══ ENTRIES SUPPLIED

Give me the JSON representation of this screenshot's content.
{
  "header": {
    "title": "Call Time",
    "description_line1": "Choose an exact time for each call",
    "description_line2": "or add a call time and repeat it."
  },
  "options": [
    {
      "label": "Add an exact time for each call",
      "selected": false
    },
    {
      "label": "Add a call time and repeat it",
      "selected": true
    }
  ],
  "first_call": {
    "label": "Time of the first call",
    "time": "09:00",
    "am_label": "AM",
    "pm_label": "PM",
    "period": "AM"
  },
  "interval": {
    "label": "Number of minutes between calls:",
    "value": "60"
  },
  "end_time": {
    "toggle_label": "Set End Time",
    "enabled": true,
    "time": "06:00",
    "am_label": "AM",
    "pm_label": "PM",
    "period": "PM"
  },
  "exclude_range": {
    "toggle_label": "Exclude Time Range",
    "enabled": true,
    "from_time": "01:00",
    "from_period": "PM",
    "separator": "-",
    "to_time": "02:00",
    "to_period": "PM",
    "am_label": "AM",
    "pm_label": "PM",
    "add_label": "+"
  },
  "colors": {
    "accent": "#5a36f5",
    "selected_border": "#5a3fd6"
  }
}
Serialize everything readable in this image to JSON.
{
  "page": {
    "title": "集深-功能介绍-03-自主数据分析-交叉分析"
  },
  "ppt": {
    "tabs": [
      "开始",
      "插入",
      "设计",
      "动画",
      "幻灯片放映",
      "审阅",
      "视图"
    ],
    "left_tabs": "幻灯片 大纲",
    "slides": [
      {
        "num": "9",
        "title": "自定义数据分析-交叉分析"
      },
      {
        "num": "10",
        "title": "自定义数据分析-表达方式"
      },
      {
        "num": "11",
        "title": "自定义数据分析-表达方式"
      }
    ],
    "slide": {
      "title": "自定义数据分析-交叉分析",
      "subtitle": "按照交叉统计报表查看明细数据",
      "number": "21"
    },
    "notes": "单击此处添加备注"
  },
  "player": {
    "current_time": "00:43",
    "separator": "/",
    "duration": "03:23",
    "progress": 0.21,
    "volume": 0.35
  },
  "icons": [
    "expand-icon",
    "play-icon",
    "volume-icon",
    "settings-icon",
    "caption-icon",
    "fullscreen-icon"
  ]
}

════

▶ [WRITTEN EXERCISE]:
For the entries above, state how many lines contain the word "exact". Provide the number by itself.

▶ [FINISHED TASK]:
2